Trecho do documento:
- Quase metade dos brasileiros adultos faz “bicos” para complementar o salário.
- A diferença entre o salário mínimo (R$ 1.518) e o ideal (R$ 7.638) evidencia a pressão econômica.
- Inflação, desemprego e desigualdade impulsionam o crescimento da informalidade.
A cada dois brasileiros em idade ativa, um precisa recorrer aos “bicos” para fechar o mês. Essa é a realidade de quase 50 milhões de trabalhadores com 16 anos ou mais, que buscam atividades extras, fora do horário convencional ou aos fins de semana, como forma de sobreviver à escalada de preços. Em 2025, mesmo com alguma formalização no mercado de trabalho, os ganhos principais não estão sendo suficientes para sustentar sequer as necessidades básicas das famílias.
Segundo levantamento do Departamento Intersindical de Estatística e Estudos Socioeconômicos (Dieese), o salário mínimo atual é de R$ 1.518. Entretanto, o valor considerado necessário para garantir dignidade a uma família de quatro pessoas é mais de cinco vezes maior: R$ 7.638. Esse abismo explica por que tantos brasileiros estão recorrendo a alternativas informais para manter as contas em dia.
Inflação crescente pressiona o bolso
Apesar de uma leve recuperação na economia, a inflação acumulada até abril foi de 5,53%, conforme o IBGE. O aumento do custo de vida afeta não só os produtos alimentares, mas também energia elétrica, combustíveis, transporte e saúde. Em consequência disso, o poder de compra do salário encolheu nos últimos meses, agravando ainda mais a dependência de rendas paralelas.

Tarefas do exercício:
• A. Segundo o texto sobre os bicos no Brasil, qual foi a inflação acumulada até abril, conforme o IBGE?
• B. Transcreva o trecho do texto sobre os bicos no Brasil iniciando nas palavras "- Inflação, desemprego" e encerrando após as palavras "básicas das famílias.".

Material coletado:
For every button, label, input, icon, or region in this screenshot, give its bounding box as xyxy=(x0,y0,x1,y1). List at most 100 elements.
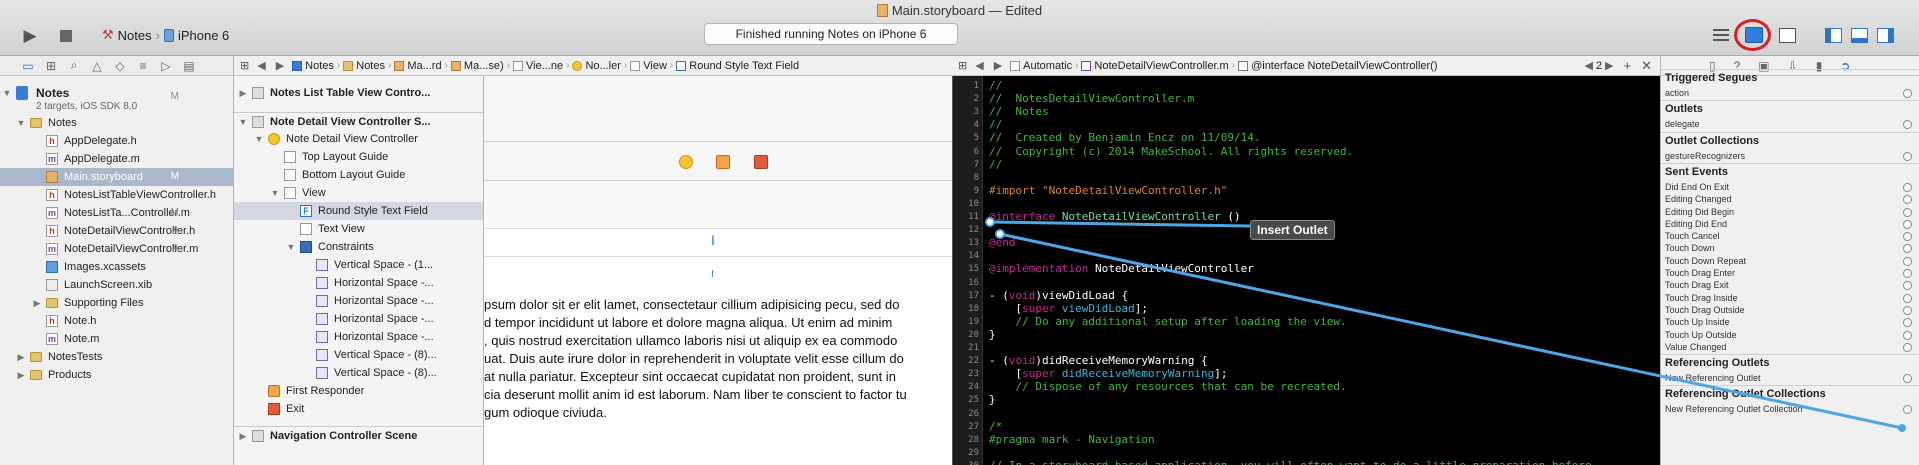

Conjunto de respostas:
• A. A inflação acumulada até abril foi de 5,53%.

• B.
- Inflação, desemprego e desigualdade impulsionam o crescimento da informalidade.
A cada dois brasileiros em idade ativa, um precisa recorrer aos “bicos” para fechar o mês. Essa é a realidade de quase 50 milhões de trabalhadores com 16 anos ou mais, que buscam atividades extras, fora do horário convencional ou aos fins de semana, como forma de sobreviver à escalada de preços. Em 2025, mesmo com alguma formalização no mercado de trabalho, os ganhos principais não estão sendo suficientes para sustentar sequer as necessidades básicas das famílias.